Check every line below for the string "setting", and copy the lines that contain it.

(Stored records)
= = = = =
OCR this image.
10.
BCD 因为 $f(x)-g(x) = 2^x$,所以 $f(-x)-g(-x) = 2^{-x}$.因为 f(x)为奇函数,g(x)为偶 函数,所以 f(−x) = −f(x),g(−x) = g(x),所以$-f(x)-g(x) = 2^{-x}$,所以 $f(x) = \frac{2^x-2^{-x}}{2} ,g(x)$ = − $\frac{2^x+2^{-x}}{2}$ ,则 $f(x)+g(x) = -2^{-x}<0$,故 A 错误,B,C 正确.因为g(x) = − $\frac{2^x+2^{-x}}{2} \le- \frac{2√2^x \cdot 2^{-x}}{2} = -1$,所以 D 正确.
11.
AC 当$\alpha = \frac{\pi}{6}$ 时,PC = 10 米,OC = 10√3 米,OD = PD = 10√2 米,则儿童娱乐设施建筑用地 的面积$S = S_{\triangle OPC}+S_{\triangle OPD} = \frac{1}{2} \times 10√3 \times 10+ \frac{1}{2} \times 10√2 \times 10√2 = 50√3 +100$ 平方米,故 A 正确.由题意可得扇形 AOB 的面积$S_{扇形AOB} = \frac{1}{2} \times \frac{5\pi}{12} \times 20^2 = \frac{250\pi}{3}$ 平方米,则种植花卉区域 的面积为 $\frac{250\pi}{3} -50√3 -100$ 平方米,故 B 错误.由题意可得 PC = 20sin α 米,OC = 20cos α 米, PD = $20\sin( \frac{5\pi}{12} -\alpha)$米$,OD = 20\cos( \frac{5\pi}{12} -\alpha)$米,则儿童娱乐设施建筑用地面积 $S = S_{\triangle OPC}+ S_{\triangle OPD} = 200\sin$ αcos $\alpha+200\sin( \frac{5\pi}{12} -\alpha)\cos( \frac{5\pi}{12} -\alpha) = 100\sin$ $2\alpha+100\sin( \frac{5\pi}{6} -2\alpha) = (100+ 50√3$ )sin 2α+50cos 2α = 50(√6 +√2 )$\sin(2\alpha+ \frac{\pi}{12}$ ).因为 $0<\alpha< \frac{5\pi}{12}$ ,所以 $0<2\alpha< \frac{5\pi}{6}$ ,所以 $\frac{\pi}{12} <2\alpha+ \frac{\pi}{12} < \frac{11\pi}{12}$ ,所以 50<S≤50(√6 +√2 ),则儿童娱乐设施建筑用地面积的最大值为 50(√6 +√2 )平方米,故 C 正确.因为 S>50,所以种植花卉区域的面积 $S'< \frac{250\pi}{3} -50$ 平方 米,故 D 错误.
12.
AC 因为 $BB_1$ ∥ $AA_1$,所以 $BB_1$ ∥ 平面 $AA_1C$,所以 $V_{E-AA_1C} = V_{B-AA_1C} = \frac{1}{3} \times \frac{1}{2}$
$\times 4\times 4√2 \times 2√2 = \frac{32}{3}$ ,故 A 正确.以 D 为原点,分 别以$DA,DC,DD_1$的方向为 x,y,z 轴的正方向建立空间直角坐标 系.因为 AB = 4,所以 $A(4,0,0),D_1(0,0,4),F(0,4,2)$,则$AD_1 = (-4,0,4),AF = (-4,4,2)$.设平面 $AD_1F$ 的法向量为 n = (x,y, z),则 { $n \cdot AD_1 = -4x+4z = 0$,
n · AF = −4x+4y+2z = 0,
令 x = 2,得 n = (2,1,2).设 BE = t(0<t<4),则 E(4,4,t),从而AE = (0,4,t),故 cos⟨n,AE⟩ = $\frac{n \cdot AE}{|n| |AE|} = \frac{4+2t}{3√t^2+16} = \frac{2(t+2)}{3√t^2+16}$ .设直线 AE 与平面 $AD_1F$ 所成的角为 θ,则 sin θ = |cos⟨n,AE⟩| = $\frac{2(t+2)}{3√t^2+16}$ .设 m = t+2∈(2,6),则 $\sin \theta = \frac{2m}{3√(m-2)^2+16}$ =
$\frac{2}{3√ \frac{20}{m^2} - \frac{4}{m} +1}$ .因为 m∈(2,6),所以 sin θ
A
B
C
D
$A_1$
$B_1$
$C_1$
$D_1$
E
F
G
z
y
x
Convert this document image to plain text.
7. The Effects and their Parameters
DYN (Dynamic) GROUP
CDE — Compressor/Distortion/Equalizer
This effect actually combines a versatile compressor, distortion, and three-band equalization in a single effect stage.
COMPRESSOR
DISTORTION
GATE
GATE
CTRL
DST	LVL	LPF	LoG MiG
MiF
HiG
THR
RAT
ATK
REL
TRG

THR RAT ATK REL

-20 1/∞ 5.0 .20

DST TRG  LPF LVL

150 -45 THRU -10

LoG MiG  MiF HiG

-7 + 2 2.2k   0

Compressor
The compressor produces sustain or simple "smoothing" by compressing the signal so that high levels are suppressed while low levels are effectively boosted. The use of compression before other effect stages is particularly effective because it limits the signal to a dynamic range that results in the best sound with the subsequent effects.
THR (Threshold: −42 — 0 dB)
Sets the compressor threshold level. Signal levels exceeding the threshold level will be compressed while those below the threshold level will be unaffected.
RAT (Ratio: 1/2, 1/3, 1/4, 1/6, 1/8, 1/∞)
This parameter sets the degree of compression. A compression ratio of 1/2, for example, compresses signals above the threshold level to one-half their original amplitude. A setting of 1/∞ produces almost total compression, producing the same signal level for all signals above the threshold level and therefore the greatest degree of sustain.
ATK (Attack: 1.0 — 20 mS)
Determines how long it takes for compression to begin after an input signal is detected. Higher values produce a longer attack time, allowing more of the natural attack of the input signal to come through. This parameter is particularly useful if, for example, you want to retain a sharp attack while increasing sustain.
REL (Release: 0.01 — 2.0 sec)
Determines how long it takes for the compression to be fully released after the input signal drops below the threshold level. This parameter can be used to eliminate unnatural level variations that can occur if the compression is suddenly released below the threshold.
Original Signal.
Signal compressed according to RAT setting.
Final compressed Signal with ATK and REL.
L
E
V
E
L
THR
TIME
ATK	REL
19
= = = = =
» TASK OUTPUT:
This parameter sets the degree of compression. A compression ratio of 1/2, for example, compresses signals above the threshold level to one-half their original amplitude. A setting of 1/∞ produces almost total compression, producing the same signal level for all signals above the threshold level and therefore the greatest degree of sustain.
Signal compressed according to RAT setting.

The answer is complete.